# PROBLEM:
Using the data below, copy each line that includes the word "Weight".

Figure record extracts
★ ★ ★ ★ ★

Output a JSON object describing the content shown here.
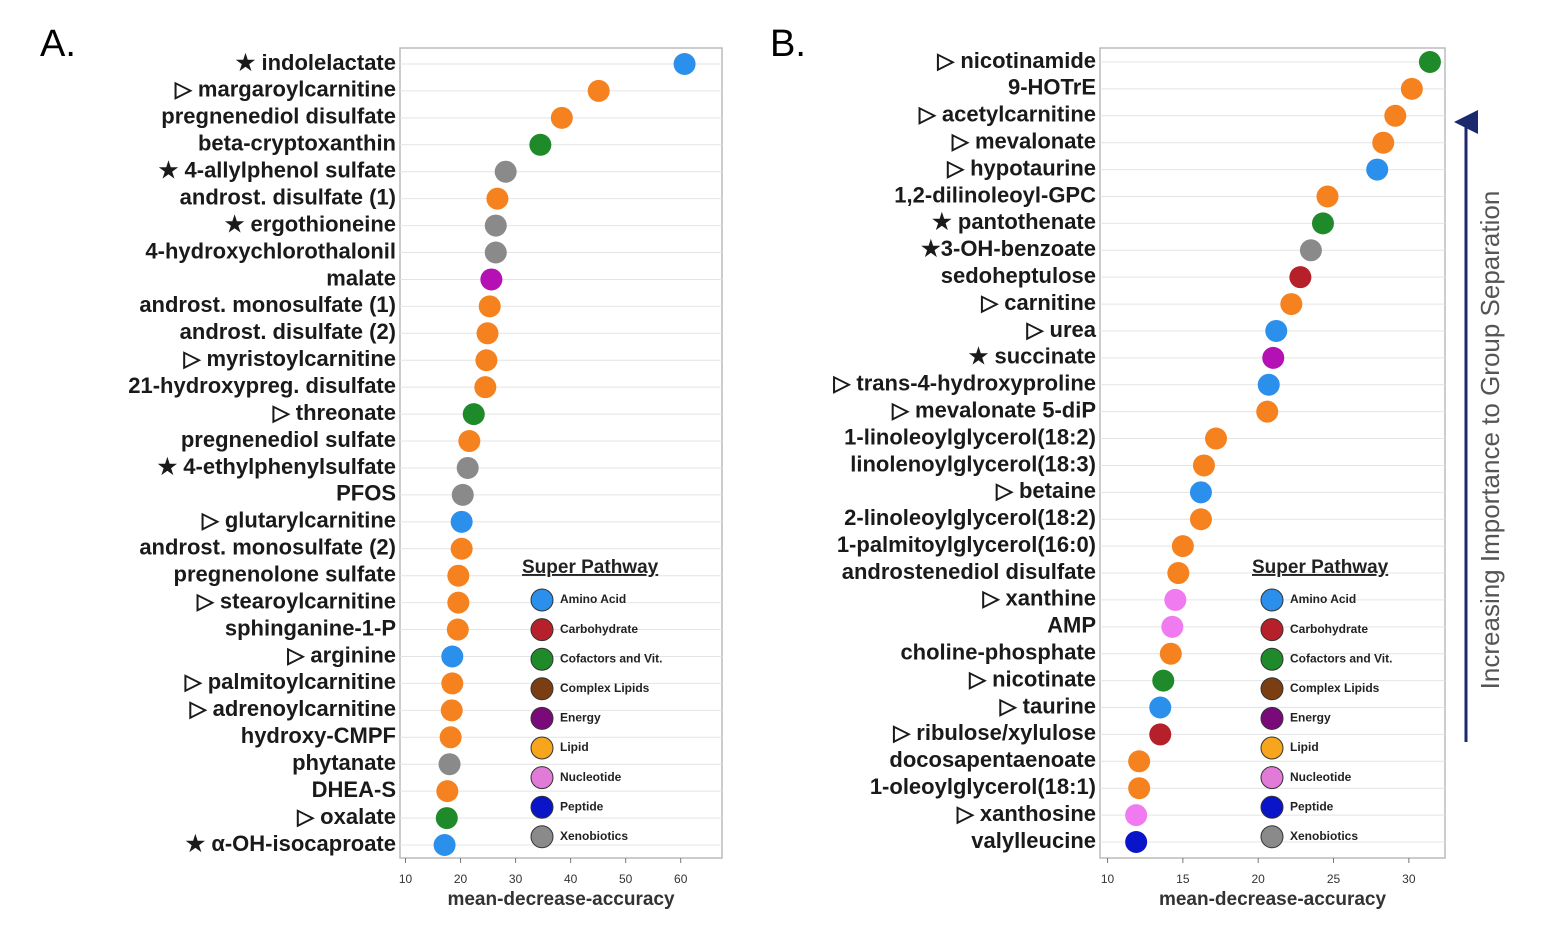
{
  "chart_data": [
    {
      "type": "dot",
      "panel_label": "A.",
      "xlabel": "mean-decrease-accuracy",
      "xlim": [
        9,
        67.5
      ],
      "xticks": [
        10,
        20,
        30,
        40,
        50,
        60
      ],
      "categories": [
        "★ indolelactate",
        "▷ margaroylcarnitine",
        "pregnenediol disulfate",
        "beta-cryptoxanthin",
        "★ 4-allylphenol sulfate",
        "androst. disulfate (1)",
        "★ ergothioneine",
        "4-hydroxychlorothalonil",
        "malate",
        "androst. monosulfate (1)",
        "androst. disulfate (2)",
        "▷ myristoylcarnitine",
        "21-hydroxypreg. disulfate",
        "▷ threonate",
        "pregnenediol sulfate",
        "★ 4-ethylphenylsulfate",
        "PFOS",
        "▷ glutarylcarnitine",
        "androst. monosulfate (2)",
        "pregnenolone sulfate",
        "▷ stearoylcarnitine",
        "sphinganine-1-P",
        "▷ arginine",
        "▷ palmitoylcarnitine",
        "▷ adrenoylcarnitine",
        "hydroxy-CMPF",
        "phytanate",
        "DHEA-S",
        "▷ oxalate",
        "★ α-OH-isocaproate"
      ],
      "values": [
        60.7,
        45.1,
        38.4,
        34.5,
        28.2,
        26.7,
        26.4,
        26.4,
        25.6,
        25.3,
        24.9,
        24.7,
        24.5,
        22.4,
        21.6,
        21.3,
        20.4,
        20.2,
        20.2,
        19.6,
        19.6,
        19.5,
        18.5,
        18.5,
        18.4,
        18.2,
        18.0,
        17.6,
        17.5,
        17.1
      ],
      "point_colors": [
        "#2b8fec",
        "#f5821f",
        "#f5821f",
        "#1f8a2a",
        "#8a8a8a",
        "#f5821f",
        "#8a8a8a",
        "#8a8a8a",
        "#b410b4",
        "#f5821f",
        "#f5821f",
        "#f5821f",
        "#f5821f",
        "#1f8a2a",
        "#f5821f",
        "#8a8a8a",
        "#8a8a8a",
        "#2b8fec",
        "#f5821f",
        "#f5821f",
        "#f5821f",
        "#f5821f",
        "#2b8fec",
        "#f5821f",
        "#f5821f",
        "#f5821f",
        "#8a8a8a",
        "#f5821f",
        "#1f8a2a",
        "#2b8fec"
      ],
      "legend": {
        "title": "Super Pathway",
        "items": [
          {
            "name": "Amino Acid",
            "color": "#2b8fec"
          },
          {
            "name": "Carbohydrate",
            "color": "#b5202a"
          },
          {
            "name": "Cofactors and Vit.",
            "color": "#1f8a2a"
          },
          {
            "name": "Complex Lipids",
            "color": "#7a3e12"
          },
          {
            "name": "Energy",
            "color": "#7a0a7a"
          },
          {
            "name": "Lipid",
            "color": "#f7a51c"
          },
          {
            "name": "Nucleotide",
            "color": "#e27ad8"
          },
          {
            "name": "Peptide",
            "color": "#0a14c8"
          },
          {
            "name": "Xenobiotics",
            "color": "#8a8a8a"
          }
        ]
      }
    },
    {
      "type": "dot",
      "panel_label": "B.",
      "xlabel": "mean-decrease-accuracy",
      "annotation": "Increasing Importance to Group Separation",
      "xlim": [
        9.5,
        32.4
      ],
      "xticks": [
        10,
        15,
        20,
        25,
        30
      ],
      "categories": [
        "▷ nicotinamide",
        "9-HOTrE",
        "▷ acetylcarnitine",
        "▷ mevalonate",
        "▷ hypotaurine",
        "1,2-dilinoleoyl-GPC",
        "★ pantothenate",
        "★3-OH-benzoate",
        "sedoheptulose",
        "▷ carnitine",
        "▷ urea",
        "★ succinate",
        "▷ trans-4-hydroxyproline",
        "▷ mevalonate 5-diP",
        "1-linoleoylglycerol(18:2)",
        "linolenoylglycerol(18:3)",
        "▷ betaine",
        "2-linoleoylglycerol(18:2)",
        "1-palmitoylglycerol(16:0)",
        "androstenediol disulfate",
        "▷ xanthine",
        "AMP",
        "choline-phosphate",
        "▷ nicotinate",
        "▷ taurine",
        "▷ ribulose/xylulose",
        "docosapentaenoate",
        "1-oleoylglycerol(18:1)",
        "▷ xanthosine",
        "valylleucine"
      ],
      "values": [
        31.4,
        30.2,
        29.1,
        28.3,
        27.9,
        24.6,
        24.3,
        23.5,
        22.8,
        22.2,
        21.2,
        21.0,
        20.7,
        20.6,
        17.2,
        16.4,
        16.2,
        16.2,
        15.0,
        14.7,
        14.5,
        14.3,
        14.2,
        13.7,
        13.5,
        13.5,
        12.1,
        12.1,
        11.9,
        11.9
      ],
      "point_colors": [
        "#1f8a2a",
        "#f5821f",
        "#f5821f",
        "#f5821f",
        "#2b8fec",
        "#f5821f",
        "#1f8a2a",
        "#8a8a8a",
        "#b5202a",
        "#f5821f",
        "#2b8fec",
        "#b410b4",
        "#2b8fec",
        "#f5821f",
        "#f5821f",
        "#f5821f",
        "#2b8fec",
        "#f5821f",
        "#f5821f",
        "#f5821f",
        "#f07af0",
        "#f07af0",
        "#f5821f",
        "#1f8a2a",
        "#2b8fec",
        "#b5202a",
        "#f5821f",
        "#f5821f",
        "#f07af0",
        "#0a14c8"
      ],
      "legend": {
        "title": "Super Pathway",
        "items": [
          {
            "name": "Amino Acid",
            "color": "#2b8fec"
          },
          {
            "name": "Carbohydrate",
            "color": "#b5202a"
          },
          {
            "name": "Cofactors and Vit.",
            "color": "#1f8a2a"
          },
          {
            "name": "Complex Lipids",
            "color": "#7a3e12"
          },
          {
            "name": "Energy",
            "color": "#7a0a7a"
          },
          {
            "name": "Lipid",
            "color": "#f7a51c"
          },
          {
            "name": "Nucleotide",
            "color": "#e27ad8"
          },
          {
            "name": "Peptide",
            "color": "#0a14c8"
          },
          {
            "name": "Xenobiotics",
            "color": "#8a8a8a"
          }
        ]
      }
    }
  ]
}
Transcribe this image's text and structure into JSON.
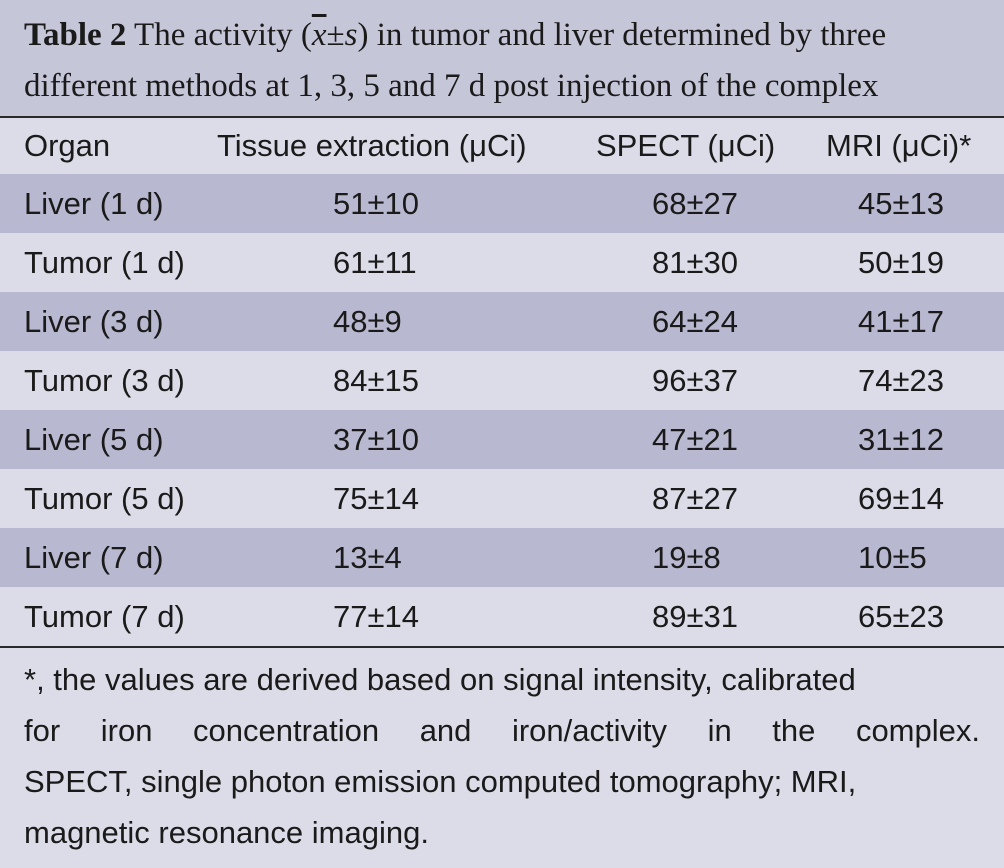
{
  "caption": {
    "label": "Table 2",
    "text_before": " The activity (",
    "xbar": "x",
    "pm": "±",
    "s": "s",
    "text_after": ") in tumor and liver determined by three",
    "line2": "different methods at 1, 3, 5 and 7 d post injection of the complex"
  },
  "table": {
    "headers": [
      "Organ",
      "Tissue extraction (μCi)",
      "SPECT (μCi)",
      "MRI (μCi)*"
    ],
    "rows": [
      [
        "Liver (1 d)",
        "51±10",
        "68±27",
        "45±13"
      ],
      [
        "Tumor (1 d)",
        "61±11",
        "81±30",
        "50±19"
      ],
      [
        "Liver (3 d)",
        "48±9",
        "64±24",
        "41±17"
      ],
      [
        "Tumor (3 d)",
        "84±15",
        "96±37",
        "74±23"
      ],
      [
        "Liver (5 d)",
        "37±10",
        "47±21",
        "31±12"
      ],
      [
        "Tumor (5 d)",
        "75±14",
        "87±27",
        "69±14"
      ],
      [
        "Liver (7 d)",
        "13±4",
        "19±8",
        "10±5"
      ],
      [
        "Tumor (7 d)",
        "77±14",
        "89±31",
        "65±23"
      ]
    ]
  },
  "footnote": {
    "line1": "*, the values are derived based on signal intensity, calibrated",
    "line2": "for iron concentration and iron/activity in the complex.",
    "line3": "SPECT, single photon emission computed tomography; MRI,",
    "line4": "magnetic resonance imaging."
  }
}
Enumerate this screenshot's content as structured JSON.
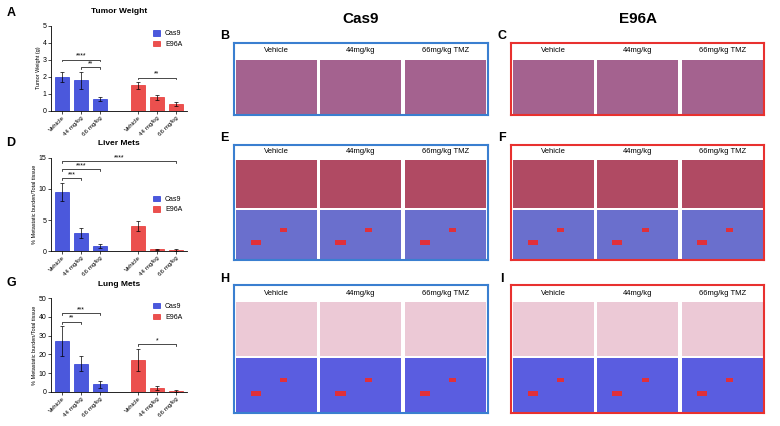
{
  "chart_data": [
    {
      "type": "bar",
      "letter": "A",
      "title": "Tumor Weight",
      "y_label": "Tumor Weight (g)",
      "categories": [
        "Vehicle",
        "44 mg/kg",
        "66 mg/kg",
        null,
        "Vehicle",
        "44 mg/kg",
        "66 mg/kg"
      ],
      "series": [
        {
          "name": "Cas9",
          "color": "#2b3bd6",
          "values": [
            2.0,
            1.8,
            0.7,
            null,
            null,
            null,
            null
          ],
          "errors": [
            0.3,
            0.5,
            0.1,
            null,
            null,
            null,
            null
          ]
        },
        {
          "name": "E96A",
          "color": "#e8312f",
          "values": [
            null,
            null,
            null,
            null,
            1.5,
            0.8,
            0.4
          ],
          "errors": [
            null,
            null,
            null,
            null,
            0.2,
            0.15,
            0.1
          ]
        }
      ],
      "ylim": [
        0,
        5
      ],
      "yticks": [
        0,
        1,
        2,
        3,
        4,
        5
      ],
      "legend": "upper right",
      "annotations": [
        {
          "from": 1,
          "to": 2,
          "text": "**"
        },
        {
          "from": 0,
          "to": 2,
          "text": "****"
        },
        {
          "from": 4,
          "to": 6,
          "text": "**"
        }
      ]
    },
    {
      "type": "bar",
      "letter": "D",
      "title": "Liver Mets",
      "y_label": "% Metastatic burden/Total tissue",
      "categories": [
        "Vehicle",
        "44 mg/kg",
        "66 mg/kg",
        null,
        "Vehicle",
        "44 mg/kg",
        "66 mg/kg"
      ],
      "series": [
        {
          "name": "Cas9",
          "color": "#2b3bd6",
          "values": [
            9.5,
            3.0,
            0.8,
            null,
            null,
            null,
            null
          ],
          "errors": [
            1.5,
            0.8,
            0.3,
            null,
            null,
            null,
            null
          ]
        },
        {
          "name": "E96A",
          "color": "#e8312f",
          "values": [
            null,
            null,
            null,
            null,
            4.0,
            0.3,
            0.2
          ],
          "errors": [
            null,
            null,
            null,
            null,
            0.8,
            0.1,
            0.1
          ]
        }
      ],
      "ylim": [
        0,
        15
      ],
      "yticks": [
        0,
        5,
        10,
        15
      ],
      "legend": "center right",
      "annotations": [
        {
          "from": 0,
          "to": 1,
          "text": "***"
        },
        {
          "from": 0,
          "to": 2,
          "text": "****"
        },
        {
          "from": 0,
          "to": 6,
          "text": "****"
        }
      ]
    },
    {
      "type": "bar",
      "letter": "G",
      "title": "Lung Mets",
      "y_label": "% Metastatic burden/Total tissue",
      "categories": [
        "Vehicle",
        "44 mg/kg",
        "66 mg/kg",
        null,
        "Vehicle",
        "44 mg/kg",
        "66 mg/kg"
      ],
      "series": [
        {
          "name": "Cas9",
          "color": "#2b3bd6",
          "values": [
            27,
            15,
            4,
            null,
            null,
            null,
            null
          ],
          "errors": [
            8,
            4,
            2,
            null,
            null,
            null,
            null
          ]
        },
        {
          "name": "E96A",
          "color": "#e8312f",
          "values": [
            null,
            null,
            null,
            null,
            17,
            2,
            0.5
          ],
          "errors": [
            null,
            null,
            null,
            null,
            6,
            1,
            0.3
          ]
        }
      ],
      "ylim": [
        0,
        50
      ],
      "yticks": [
        0,
        10,
        20,
        30,
        40,
        50
      ],
      "legend": "upper right",
      "annotations": [
        {
          "from": 0,
          "to": 1,
          "text": "**"
        },
        {
          "from": 0,
          "to": 2,
          "text": "***"
        },
        {
          "from": 4,
          "to": 6,
          "text": "*"
        }
      ]
    }
  ],
  "headers": [
    "Cas9",
    "E96A"
  ],
  "image_panels": [
    {
      "letter": "B",
      "color": "#3a7fd0",
      "columns": [
        "Vehicle",
        "44mg/kg",
        "66mg/kg TMZ"
      ]
    },
    {
      "letter": "C",
      "color": "#e8312f",
      "columns": [
        "Vehicle",
        "44mg/kg",
        "66mg/kg TMZ"
      ]
    },
    {
      "letter": "E",
      "color": "#3a7fd0",
      "columns": [
        "Vehicle",
        "44mg/kg",
        "66mg/kg TMZ"
      ]
    },
    {
      "letter": "F",
      "color": "#e8312f",
      "columns": [
        "Vehicle",
        "44mg/kg",
        "66mg/kg TMZ"
      ]
    },
    {
      "letter": "H",
      "color": "#3a7fd0",
      "columns": [
        "Vehicle",
        "44mg/kg",
        "66mg/kg TMZ"
      ]
    },
    {
      "letter": "I",
      "color": "#e8312f",
      "columns": [
        "Vehicle",
        "44mg/kg",
        "66mg/kg TMZ"
      ]
    }
  ]
}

★ ★ ★ ★ ★

# EXERCISE ANSWER:
      "title": "Tumor Weight",
      "y_label": "Tumor Weight (g)",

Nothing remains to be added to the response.